Task details
Provide nothing beyond the count of lines that include the string "biến".

Information given
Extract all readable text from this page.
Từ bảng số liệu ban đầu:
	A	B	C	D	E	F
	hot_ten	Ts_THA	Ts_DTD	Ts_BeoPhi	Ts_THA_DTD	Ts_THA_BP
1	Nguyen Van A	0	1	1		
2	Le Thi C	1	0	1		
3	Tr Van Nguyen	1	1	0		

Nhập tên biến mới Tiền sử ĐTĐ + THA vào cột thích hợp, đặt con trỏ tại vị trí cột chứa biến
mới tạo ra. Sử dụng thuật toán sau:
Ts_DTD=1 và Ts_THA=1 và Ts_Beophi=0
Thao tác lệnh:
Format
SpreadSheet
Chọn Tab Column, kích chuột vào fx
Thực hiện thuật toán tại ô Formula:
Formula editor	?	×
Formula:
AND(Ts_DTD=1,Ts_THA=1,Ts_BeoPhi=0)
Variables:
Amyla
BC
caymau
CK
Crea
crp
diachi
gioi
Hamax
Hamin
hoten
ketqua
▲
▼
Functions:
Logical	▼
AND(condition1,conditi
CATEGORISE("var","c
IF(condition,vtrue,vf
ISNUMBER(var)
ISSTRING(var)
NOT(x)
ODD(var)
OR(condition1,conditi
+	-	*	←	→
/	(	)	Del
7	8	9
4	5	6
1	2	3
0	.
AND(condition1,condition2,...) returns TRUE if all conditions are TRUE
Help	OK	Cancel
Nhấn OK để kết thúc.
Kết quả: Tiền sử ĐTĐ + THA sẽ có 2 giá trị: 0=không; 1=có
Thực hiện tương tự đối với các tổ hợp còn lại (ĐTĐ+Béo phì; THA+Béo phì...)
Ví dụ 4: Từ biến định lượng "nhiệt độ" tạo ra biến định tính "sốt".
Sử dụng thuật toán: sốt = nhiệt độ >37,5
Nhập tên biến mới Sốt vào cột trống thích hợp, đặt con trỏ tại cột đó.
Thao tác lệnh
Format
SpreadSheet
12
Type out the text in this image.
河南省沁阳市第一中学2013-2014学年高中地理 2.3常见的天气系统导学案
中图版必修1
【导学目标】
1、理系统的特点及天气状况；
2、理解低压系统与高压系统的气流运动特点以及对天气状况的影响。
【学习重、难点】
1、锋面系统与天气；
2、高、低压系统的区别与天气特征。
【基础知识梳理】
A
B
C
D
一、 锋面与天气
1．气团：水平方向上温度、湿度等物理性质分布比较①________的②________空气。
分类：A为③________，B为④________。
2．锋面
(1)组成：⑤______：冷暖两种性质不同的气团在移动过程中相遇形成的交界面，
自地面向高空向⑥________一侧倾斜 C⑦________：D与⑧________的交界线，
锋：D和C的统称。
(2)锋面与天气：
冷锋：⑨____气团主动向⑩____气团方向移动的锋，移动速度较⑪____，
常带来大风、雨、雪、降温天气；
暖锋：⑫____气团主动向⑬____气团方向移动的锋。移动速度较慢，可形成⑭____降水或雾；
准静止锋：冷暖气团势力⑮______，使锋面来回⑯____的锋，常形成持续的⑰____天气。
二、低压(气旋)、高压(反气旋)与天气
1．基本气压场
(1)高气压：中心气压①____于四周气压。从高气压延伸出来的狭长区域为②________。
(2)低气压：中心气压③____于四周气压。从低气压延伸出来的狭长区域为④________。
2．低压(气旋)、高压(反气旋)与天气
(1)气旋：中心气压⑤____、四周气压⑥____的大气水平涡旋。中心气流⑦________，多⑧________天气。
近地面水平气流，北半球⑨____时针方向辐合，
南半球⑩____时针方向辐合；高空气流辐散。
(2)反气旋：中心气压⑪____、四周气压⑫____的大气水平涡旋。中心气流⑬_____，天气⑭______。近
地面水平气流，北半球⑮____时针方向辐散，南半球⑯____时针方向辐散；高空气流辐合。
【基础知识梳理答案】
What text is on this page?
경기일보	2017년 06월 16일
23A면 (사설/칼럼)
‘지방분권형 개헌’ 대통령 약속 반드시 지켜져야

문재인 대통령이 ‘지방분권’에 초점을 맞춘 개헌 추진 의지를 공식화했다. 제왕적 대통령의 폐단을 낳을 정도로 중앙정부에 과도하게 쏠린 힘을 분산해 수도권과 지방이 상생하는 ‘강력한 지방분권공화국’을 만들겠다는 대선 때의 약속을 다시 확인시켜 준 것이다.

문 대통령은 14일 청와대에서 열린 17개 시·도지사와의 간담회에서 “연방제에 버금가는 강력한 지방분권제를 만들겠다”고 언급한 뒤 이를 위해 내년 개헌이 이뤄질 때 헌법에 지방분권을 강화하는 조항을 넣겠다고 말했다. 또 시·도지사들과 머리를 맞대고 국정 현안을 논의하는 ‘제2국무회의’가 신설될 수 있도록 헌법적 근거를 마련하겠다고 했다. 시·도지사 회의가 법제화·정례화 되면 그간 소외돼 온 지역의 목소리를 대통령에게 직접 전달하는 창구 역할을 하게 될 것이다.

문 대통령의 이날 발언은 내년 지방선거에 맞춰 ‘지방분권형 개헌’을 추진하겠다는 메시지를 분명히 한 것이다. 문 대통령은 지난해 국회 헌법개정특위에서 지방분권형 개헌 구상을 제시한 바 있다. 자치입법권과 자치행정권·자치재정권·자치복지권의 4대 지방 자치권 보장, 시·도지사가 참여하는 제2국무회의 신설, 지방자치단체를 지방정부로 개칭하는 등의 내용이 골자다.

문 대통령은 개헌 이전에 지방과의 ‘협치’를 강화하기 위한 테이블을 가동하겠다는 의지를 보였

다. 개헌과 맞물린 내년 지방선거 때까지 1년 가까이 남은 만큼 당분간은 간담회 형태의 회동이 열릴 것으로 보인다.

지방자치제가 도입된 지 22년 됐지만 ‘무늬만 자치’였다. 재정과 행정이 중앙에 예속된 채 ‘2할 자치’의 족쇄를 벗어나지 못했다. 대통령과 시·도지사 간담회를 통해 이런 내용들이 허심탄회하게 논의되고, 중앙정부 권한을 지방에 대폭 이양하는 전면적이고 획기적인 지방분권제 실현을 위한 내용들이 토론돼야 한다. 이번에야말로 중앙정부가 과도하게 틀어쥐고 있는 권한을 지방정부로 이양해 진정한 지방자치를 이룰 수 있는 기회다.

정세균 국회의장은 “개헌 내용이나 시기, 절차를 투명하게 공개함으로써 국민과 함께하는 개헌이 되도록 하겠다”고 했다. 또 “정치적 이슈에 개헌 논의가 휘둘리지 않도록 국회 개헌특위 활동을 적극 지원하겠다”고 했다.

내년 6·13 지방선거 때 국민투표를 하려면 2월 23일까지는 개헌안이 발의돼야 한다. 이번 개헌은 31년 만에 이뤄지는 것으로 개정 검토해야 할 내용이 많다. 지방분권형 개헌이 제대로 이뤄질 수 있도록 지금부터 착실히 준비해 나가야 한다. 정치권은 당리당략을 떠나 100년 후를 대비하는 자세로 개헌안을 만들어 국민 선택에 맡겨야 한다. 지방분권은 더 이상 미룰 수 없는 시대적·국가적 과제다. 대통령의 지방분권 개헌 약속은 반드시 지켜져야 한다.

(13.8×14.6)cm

Completed task
3